## Stated exercise:
Return the listing below exactly, with the pictures dropped.

========

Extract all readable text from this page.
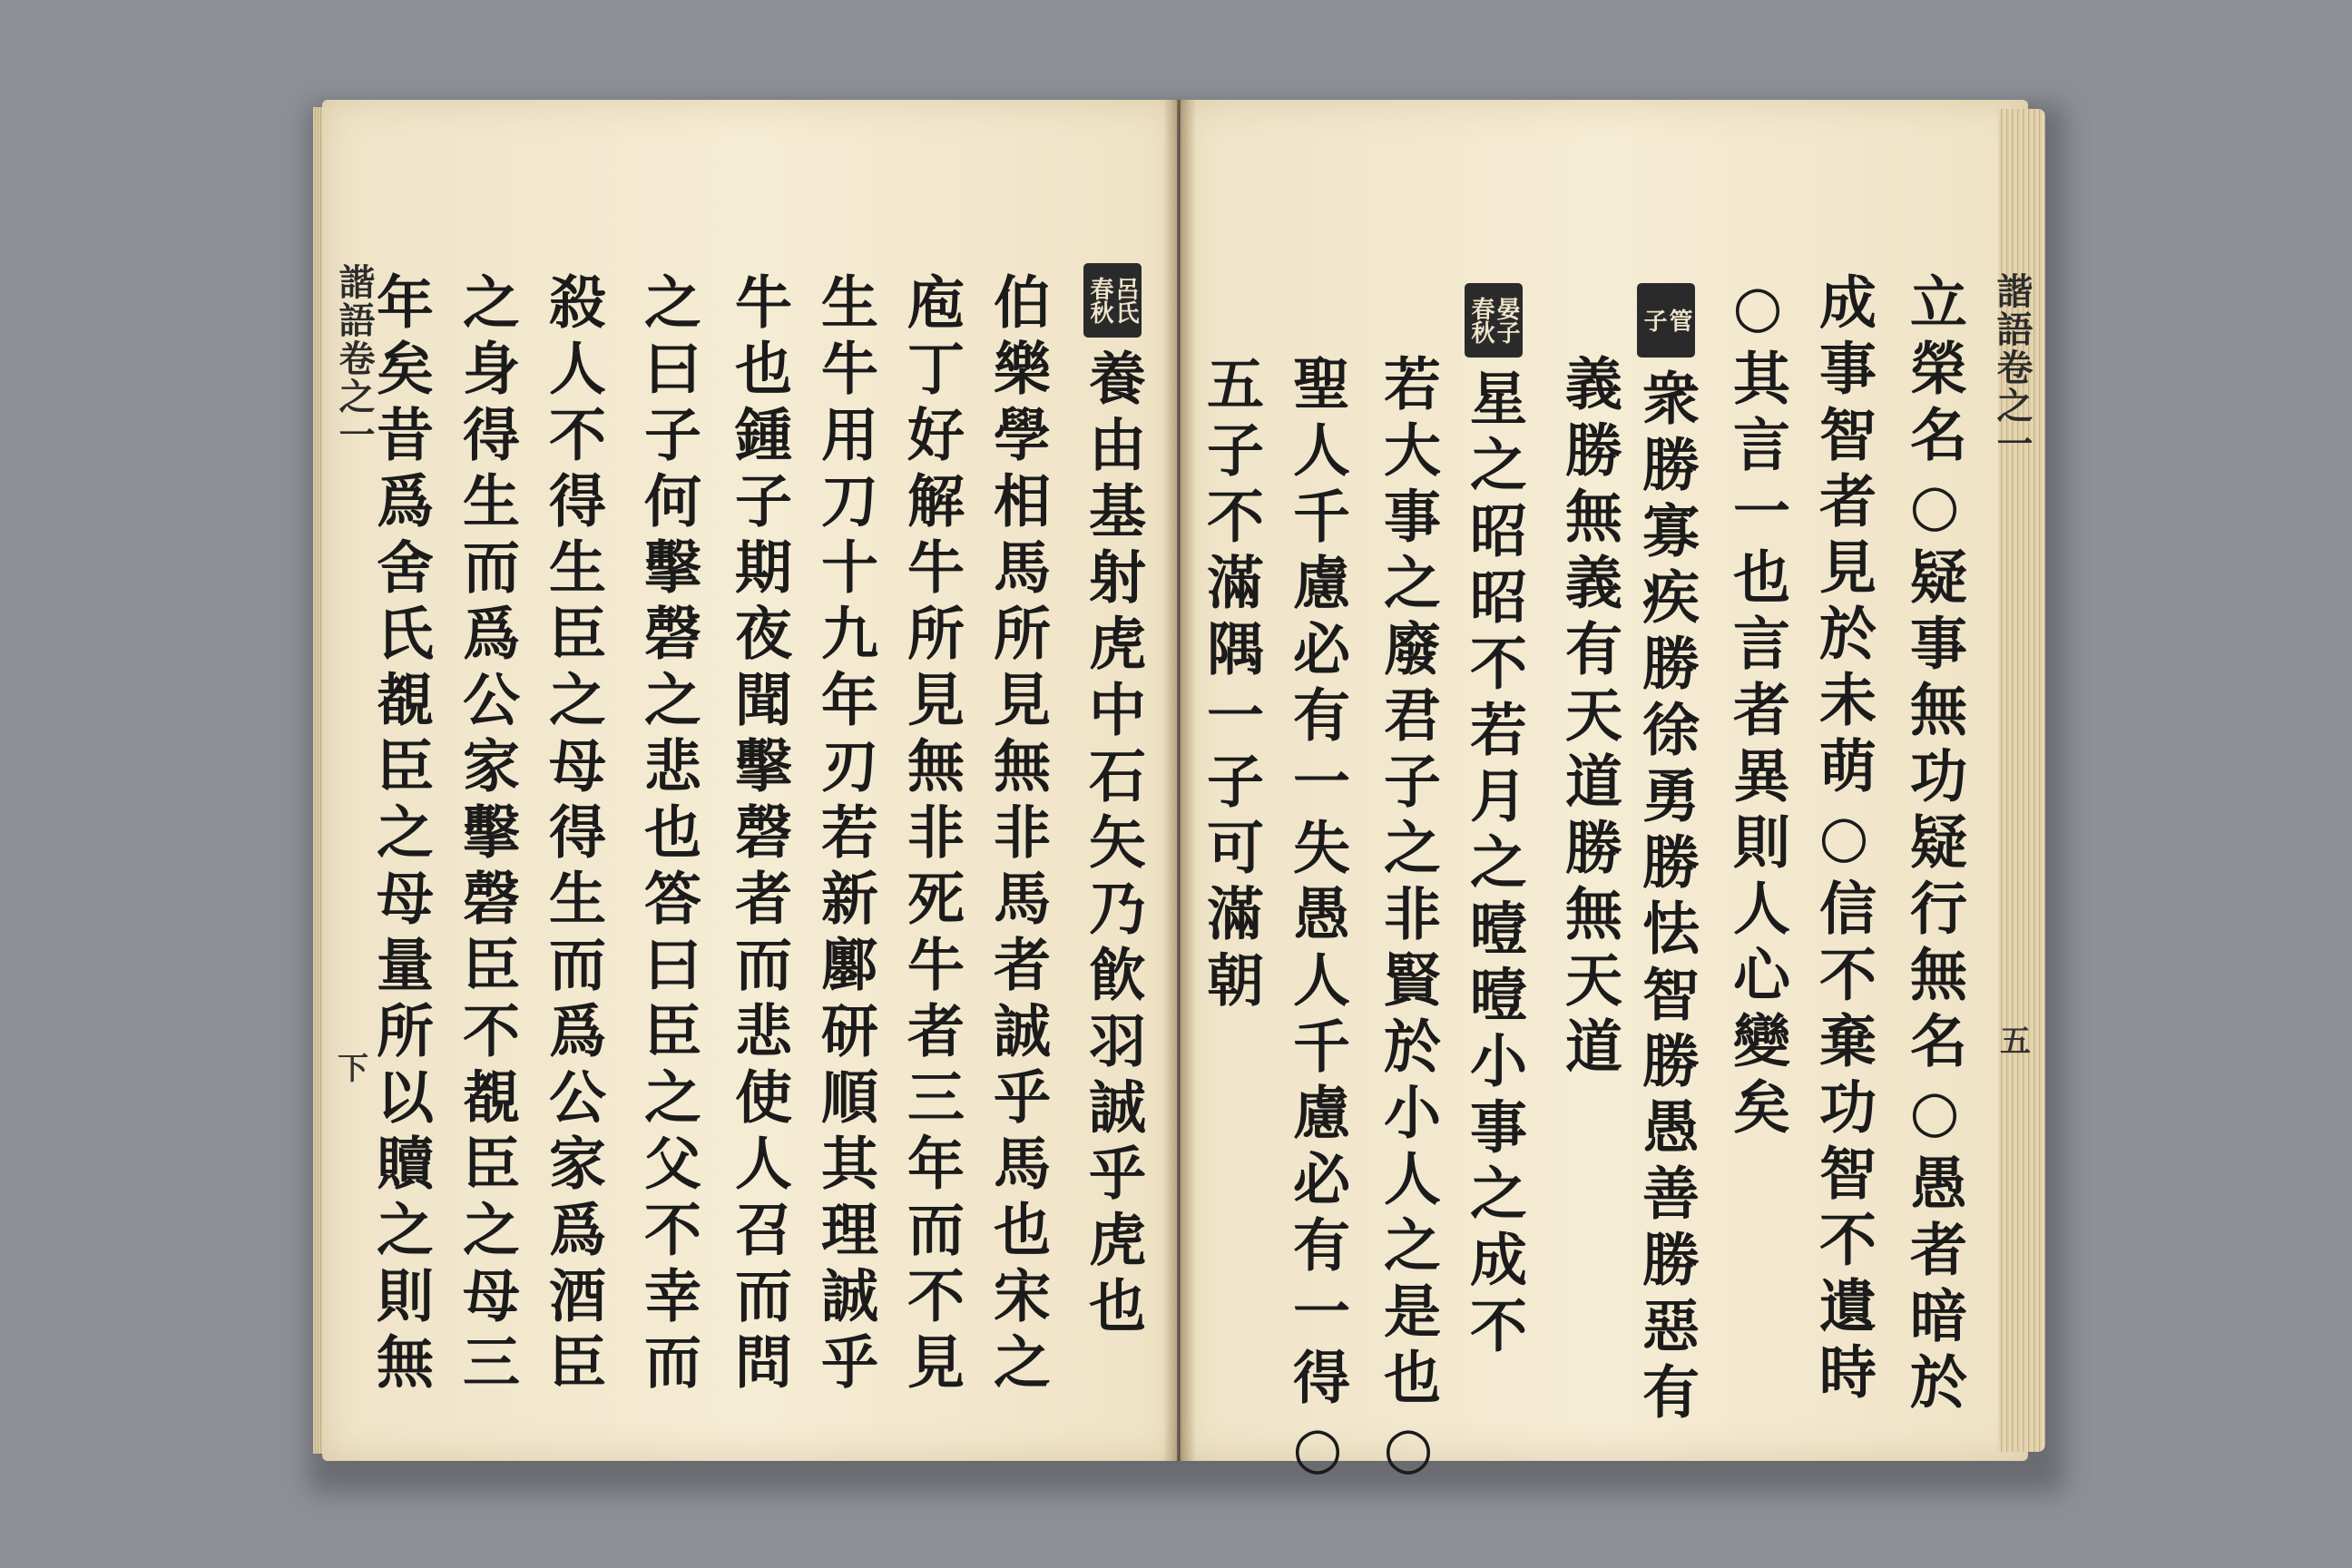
諧語卷之一
下
呂氏
春秋
養由基射虎中石矢乃飮羽誠乎虎也
伯樂學相馬所見無非馬者誠乎馬也宋之
庖丁好解牛所見無非死牛者三年而不見
生牛用刀十九年刃若新鄽研順其理誠乎
牛也鍾子期夜聞擊磬者而悲使人召而問
之曰子何擊磬之悲也答曰臣之父不幸而
殺人不得生臣之母得生而爲公家爲酒臣
之身得生而爲公家擊磬臣不覩臣之母三
年矣昔爲舍氏覩臣之母量所以贖之則無	諧語卷之一
五
立榮名○疑事無功疑行無名○愚者暗於
成事智者見於未萌○信不棄功智不遺時
○其言一也言者異則人心變矣
管
子
衆勝寡疾勝徐勇勝怯智勝愚善勝惡有
義勝無義有天道勝無天道
晏子
春秋
星之昭昭不若月之曀曀小事之成不
若大事之廢君子之非賢於小人之是也○
聖人千慮必有一失愚人千慮必有一得○
五子不滿隅一子可滿朝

========

## Solution for this problem:
Extract all readable text from this page.
諧語卷之一
下
呂氏
春秋
養由基射虎中石矢乃飮羽誠乎虎也
伯樂學相馬所見無非馬者誠乎馬也宋之
庖丁好解牛所見無非死牛者三年而不見
生牛用刀十九年刃若新鄽研順其理誠乎
牛也鍾子期夜聞擊磬者而悲使人召而問
之曰子何擊磬之悲也答曰臣之父不幸而
殺人不得生臣之母得生而爲公家爲酒臣
之身得生而爲公家擊磬臣不覩臣之母三
年矣昔爲舍氏覩臣之母量所以贖之則無	諧語卷之一
五
立榮名○疑事無功疑行無名○愚者暗於
成事智者見於未萌○信不棄功智不遺時
○其言一也言者異則人心變矣
管
子
衆勝寡疾勝徐勇勝怯智勝愚善勝惡有
義勝無義有天道勝無天道
晏子
春秋
星之昭昭不若月之曀曀小事之成不
若大事之廢君子之非賢於小人之是也○
聖人千慮必有一失愚人千慮必有一得○
五子不滿隅一子可滿朝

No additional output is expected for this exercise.